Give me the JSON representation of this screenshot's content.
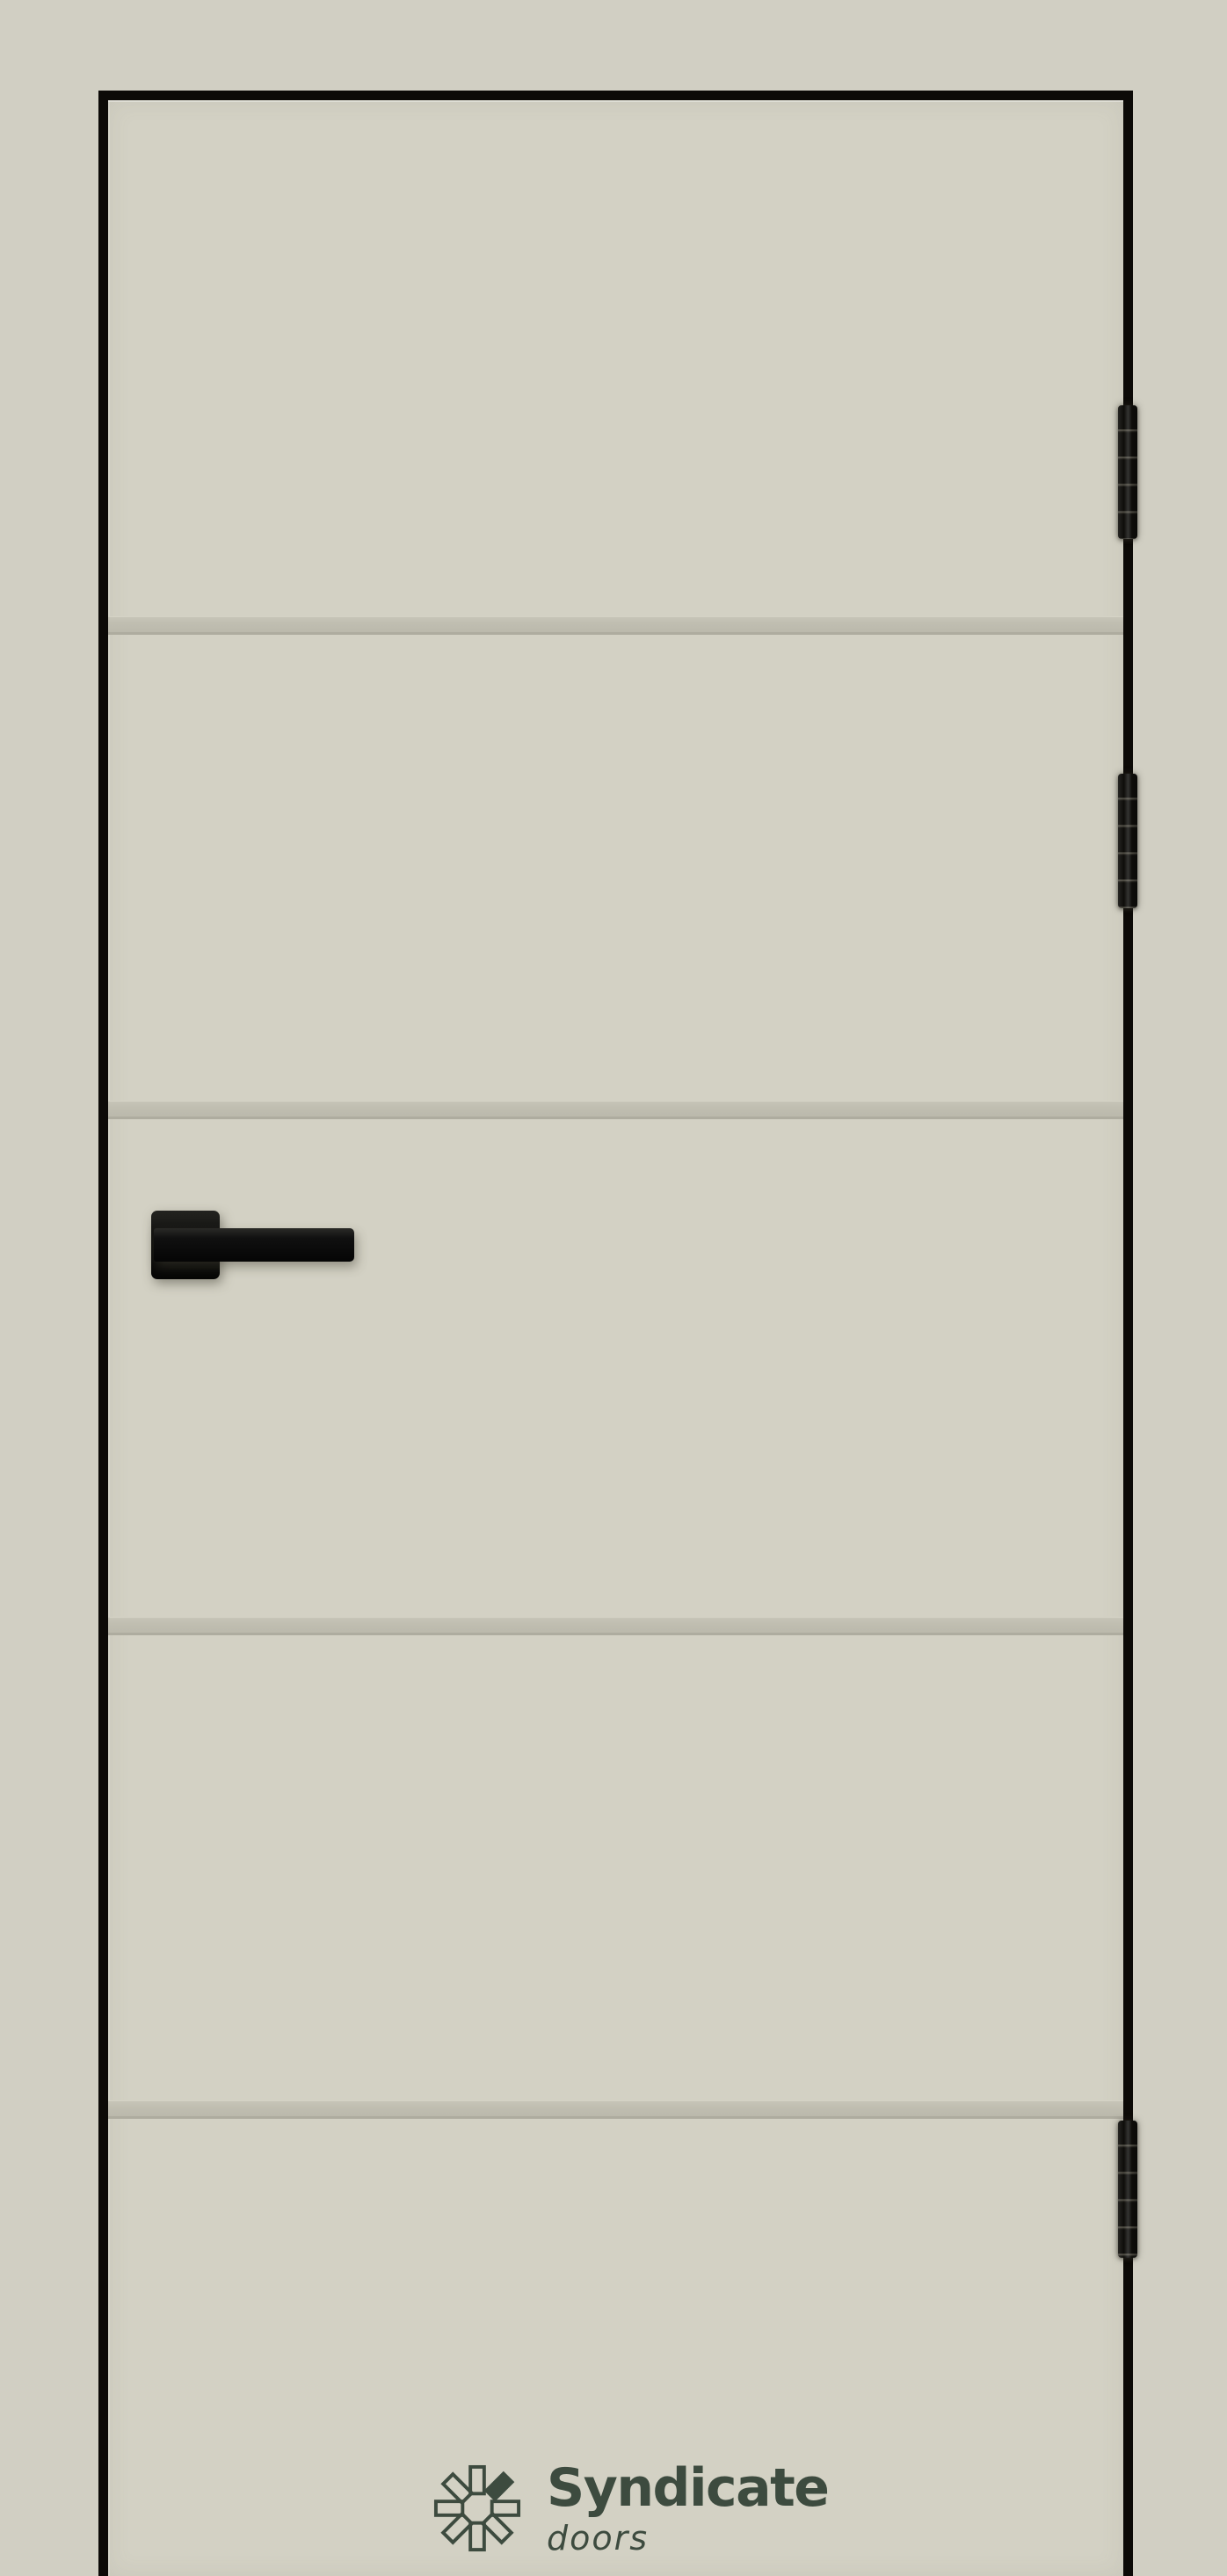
{
  "brand": {
    "name": "Syndicate",
    "tagline": "doors",
    "icon": "pinwheel-logo-icon",
    "logo_color": "#3d4b3f"
  },
  "product": {
    "scene": "door-leaf-product-render",
    "groove_count": 4,
    "hinge_count": 3,
    "handle": "black-square-lever-handle"
  },
  "colors": {
    "background": "#d1cfc3",
    "door_panel": "#d3d1c4",
    "door_frame_edge": "#0c0a07",
    "groove": "#c0beb1",
    "hardware_black": "#0e0d0a",
    "logo_green": "#3d4b3f"
  }
}
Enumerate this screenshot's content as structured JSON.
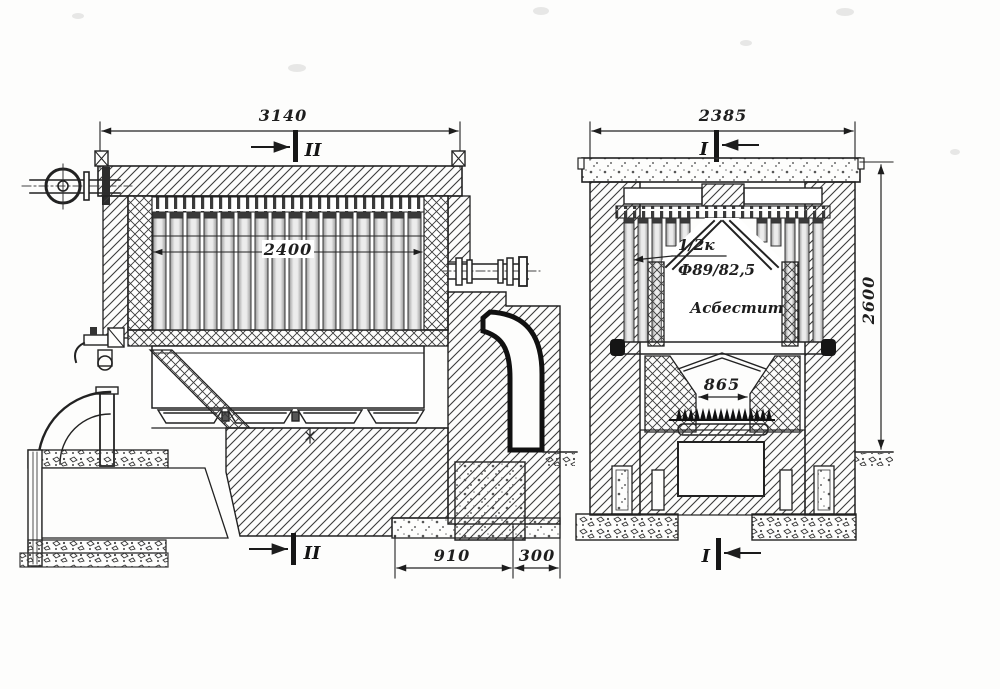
{
  "style": {
    "ink": "#222222",
    "paper": "#fdfdfc"
  },
  "left_view": {
    "name": "longitudinal-section",
    "section_label_top": "II",
    "section_label_bottom": "II",
    "dims": {
      "overall_width": "3140",
      "tube_bundle_width": "2400",
      "foundation_width": "910",
      "foundation_step": "300"
    }
  },
  "right_view": {
    "name": "transverse-section",
    "section_label_top": "I",
    "section_label_bottom": "I",
    "dims": {
      "overall_width": "2385",
      "overall_height": "2600",
      "grate_opening": "865"
    },
    "notes": {
      "tube_note": "1/2к",
      "tube_size": "Ф89/82,5",
      "insulation": "Асбестит"
    }
  }
}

WHAT IS BEING ASKED:
Report how many lines of the entries hold the word "name". Nothing else is needed.

ANSWER TO THE EXERCISE:
3